• Task instructions: For the entries that follow, state how many lines include the word "mantissa", giving the number and nothing else.

• Task material:
★ ★ ★ ★
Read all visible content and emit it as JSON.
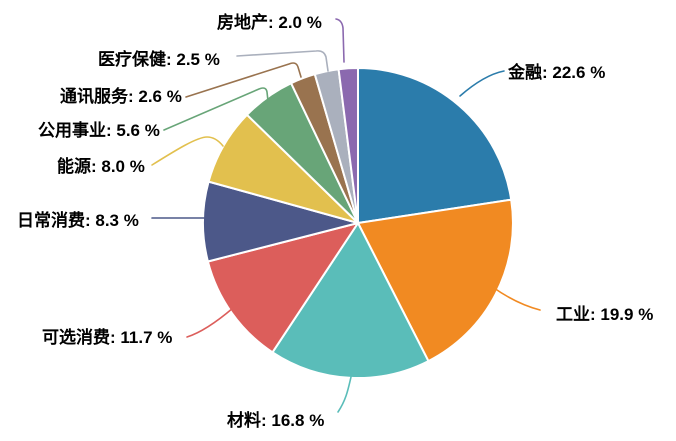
{
  "chart_data": {
    "type": "pie",
    "title": "",
    "direction": "clockwise",
    "start_angle_deg": 0,
    "total": 100.0,
    "label_format": "{label}: {value} %",
    "legend": "none (callout labels with leader lines)",
    "segments": [
      {
        "id": "finance",
        "label": "金融",
        "value": 22.6,
        "display": "金融: 22.6 %",
        "color": "#2b7cab"
      },
      {
        "id": "industrials",
        "label": "工业",
        "value": 19.9,
        "display": "工业: 19.9 %",
        "color": "#f18a22"
      },
      {
        "id": "materials",
        "label": "材料",
        "value": 16.8,
        "display": "材料: 16.8 %",
        "color": "#5abdb9"
      },
      {
        "id": "consumer-discretionary",
        "label": "可选消费",
        "value": 11.7,
        "display": "可选消费: 11.7 %",
        "color": "#dc5e5b"
      },
      {
        "id": "consumer-staples",
        "label": "日常消费",
        "value": 8.3,
        "display": "日常消费: 8.3 %",
        "color": "#4c5889"
      },
      {
        "id": "energy",
        "label": "能源",
        "value": 8.0,
        "display": "能源: 8.0 %",
        "color": "#e2c04e"
      },
      {
        "id": "utilities",
        "label": "公用事业",
        "value": 5.6,
        "display": "公用事业: 5.6 %",
        "color": "#68a578"
      },
      {
        "id": "communication-services",
        "label": "通讯服务",
        "value": 2.6,
        "display": "通讯服务: 2.6 %",
        "color": "#99734f"
      },
      {
        "id": "healthcare",
        "label": "医疗保健",
        "value": 2.5,
        "display": "医疗保健: 2.5 %",
        "color": "#aab0bd"
      },
      {
        "id": "real-estate",
        "label": "房地产",
        "value": 2.0,
        "display": "房地产: 2.0 %",
        "color": "#8b69af"
      }
    ]
  },
  "canvas": {
    "background": "#ffffff",
    "label_text_color": "#000000",
    "slice_border_color": "#ffffff"
  }
}
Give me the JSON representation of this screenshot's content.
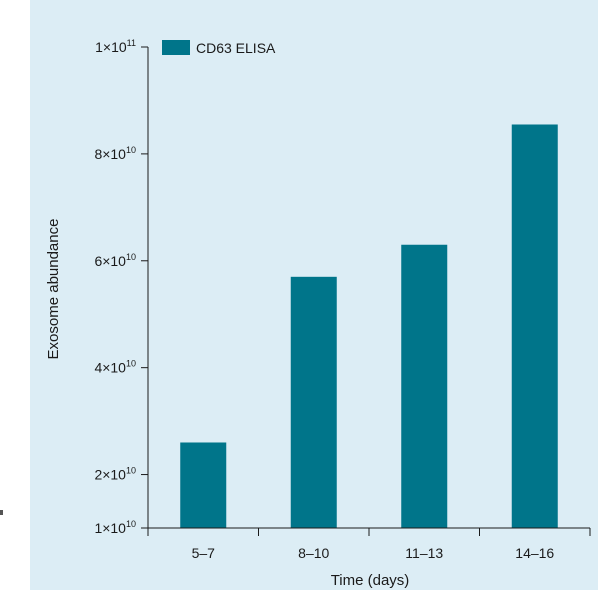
{
  "colors": {
    "bar": "#00758a",
    "panel": "#dcedf5",
    "axis": "#1a1a1a"
  },
  "chart_data": {
    "type": "bar",
    "categories": [
      "5–7",
      "8–10",
      "11–13",
      "14–16"
    ],
    "series": [
      {
        "name": "CD63 ELISA",
        "values": [
          26000000000,
          57000000000,
          63000000000,
          85500000000
        ]
      }
    ],
    "xlabel": "Time (days)",
    "ylabel": "Exosome abundance",
    "ylim": [
      10000000000,
      100000000000
    ],
    "yticks": [
      {
        "value": 10000000000,
        "mantissa": "1×10",
        "exponent": "10"
      },
      {
        "value": 20000000000,
        "mantissa": "2×10",
        "exponent": "10"
      },
      {
        "value": 40000000000,
        "mantissa": "4×10",
        "exponent": "10"
      },
      {
        "value": 60000000000,
        "mantissa": "6×10",
        "exponent": "10"
      },
      {
        "value": 80000000000,
        "mantissa": "8×10",
        "exponent": "10"
      },
      {
        "value": 100000000000,
        "mantissa": "1×10",
        "exponent": "11"
      }
    ],
    "grid": false,
    "legend_position": "top-left"
  }
}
★ ★ ★ ★
• Solution to the exercise: 6